◆ Goal ◆
Reproduce all the entries precisely.

◆ Dataset records ◆
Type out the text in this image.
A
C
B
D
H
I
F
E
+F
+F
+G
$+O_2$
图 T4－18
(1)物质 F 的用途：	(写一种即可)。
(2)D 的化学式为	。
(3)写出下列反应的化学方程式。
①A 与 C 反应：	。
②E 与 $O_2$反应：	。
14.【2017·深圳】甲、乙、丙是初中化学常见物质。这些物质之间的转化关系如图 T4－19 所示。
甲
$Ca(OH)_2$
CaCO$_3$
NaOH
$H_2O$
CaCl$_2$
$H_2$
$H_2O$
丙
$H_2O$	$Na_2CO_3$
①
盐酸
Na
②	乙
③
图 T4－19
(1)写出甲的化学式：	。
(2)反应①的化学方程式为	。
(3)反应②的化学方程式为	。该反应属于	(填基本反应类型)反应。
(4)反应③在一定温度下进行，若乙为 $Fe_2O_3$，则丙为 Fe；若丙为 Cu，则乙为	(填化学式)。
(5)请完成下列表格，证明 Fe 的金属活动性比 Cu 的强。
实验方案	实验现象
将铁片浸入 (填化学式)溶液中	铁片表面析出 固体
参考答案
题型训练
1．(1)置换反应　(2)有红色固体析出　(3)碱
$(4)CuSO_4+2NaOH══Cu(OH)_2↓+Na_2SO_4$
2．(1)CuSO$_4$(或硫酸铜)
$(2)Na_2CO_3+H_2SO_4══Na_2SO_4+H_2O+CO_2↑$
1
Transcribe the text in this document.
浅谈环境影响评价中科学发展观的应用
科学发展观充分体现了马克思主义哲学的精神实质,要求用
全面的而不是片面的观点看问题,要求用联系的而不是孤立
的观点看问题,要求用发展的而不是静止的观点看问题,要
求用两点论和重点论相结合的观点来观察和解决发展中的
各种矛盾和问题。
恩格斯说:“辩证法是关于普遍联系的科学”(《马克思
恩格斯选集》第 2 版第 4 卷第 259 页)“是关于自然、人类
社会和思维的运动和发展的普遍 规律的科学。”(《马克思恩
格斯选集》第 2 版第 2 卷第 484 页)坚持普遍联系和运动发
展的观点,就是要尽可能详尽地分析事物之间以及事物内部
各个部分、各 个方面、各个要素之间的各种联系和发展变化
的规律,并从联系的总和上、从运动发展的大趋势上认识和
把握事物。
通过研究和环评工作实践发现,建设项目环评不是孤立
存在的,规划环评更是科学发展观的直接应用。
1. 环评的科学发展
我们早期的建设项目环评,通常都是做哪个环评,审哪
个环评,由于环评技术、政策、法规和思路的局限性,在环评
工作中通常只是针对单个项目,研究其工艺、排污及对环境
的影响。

◆ Output for this task ◆
Type out the text in this image.
A
C
B
D
H
I
F
E
+F
+F
+G
$+O_2$
图 T4－18
(1)物质 F 的用途：	(写一种即可)。
(2)D 的化学式为	。
(3)写出下列反应的化学方程式。
①A 与 C 反应：	。
②E 与 $O_2$反应：	。
14.【2017·深圳】甲、乙、丙是初中化学常见物质。这些物质之间的转化关系如图 T4－19 所示。
甲
$Ca(OH)_2$
CaCO$_3$
NaOH
$H_2O$
CaCl$_2$
$H_2$
$H_2O$
丙
$H_2O$	$Na_2CO_3$
①
盐酸
Na
②	乙
③
图 T4－19
(1)写出甲的化学式：	。
(2)反应①的化学方程式为	。
(3)反应②的化学方程式为	。该反应属于	(填基本反应类型)反应。
(4)反应③在一定温度下进行，若乙为 $Fe_2O_3$，则丙为 Fe；若丙为 Cu，则乙为	(填化学式)。
(5)请完成下列表格，证明 Fe 的金属活动性比 Cu 的强。
实验方案	实验现象
将铁片浸入 (填化学式)溶液中	铁片表面析出 固体
参考答案
题型训练
1．(1)置换反应　(2)有红色固体析出　(3)碱
$(4)CuSO_4+2NaOH══Cu(OH)_2↓+Na_2SO_4$
2．(1)CuSO$_4$(或硫酸铜)
$(2)Na_2CO_3+H_2SO_4══Na_2SO_4+H_2O+CO_2↑$
1
Transcribe the text in this document.
浅谈环境影响评价中科学发展观的应用
科学发展观充分体现了马克思主义哲学的精神实质,要求用
全面的而不是片面的观点看问题,要求用联系的而不是孤立
的观点看问题,要求用发展的而不是静止的观点看问题,要
求用两点论和重点论相结合的观点来观察和解决发展中的
各种矛盾和问题。
恩格斯说:“辩证法是关于普遍联系的科学”(《马克思
恩格斯选集》第 2 版第 4 卷第 259 页)“是关于自然、人类
社会和思维的运动和发展的普遍 规律的科学。”(《马克思恩
格斯选集》第 2 版第 2 卷第 484 页)坚持普遍联系和运动发
展的观点,就是要尽可能详尽地分析事物之间以及事物内部
各个部分、各 个方面、各个要素之间的各种联系和发展变化
的规律,并从联系的总和上、从运动发展的大趋势上认识和
把握事物。
通过研究和环评工作实践发现,建设项目环评不是孤立
存在的,规划环评更是科学发展观的直接应用。
1. 环评的科学发展
我们早期的建设项目环评,通常都是做哪个环评,审哪
个环评,由于环评技术、政策、法规和思路的局限性,在环评
工作中通常只是针对单个项目,研究其工艺、排污及对环境
的影响。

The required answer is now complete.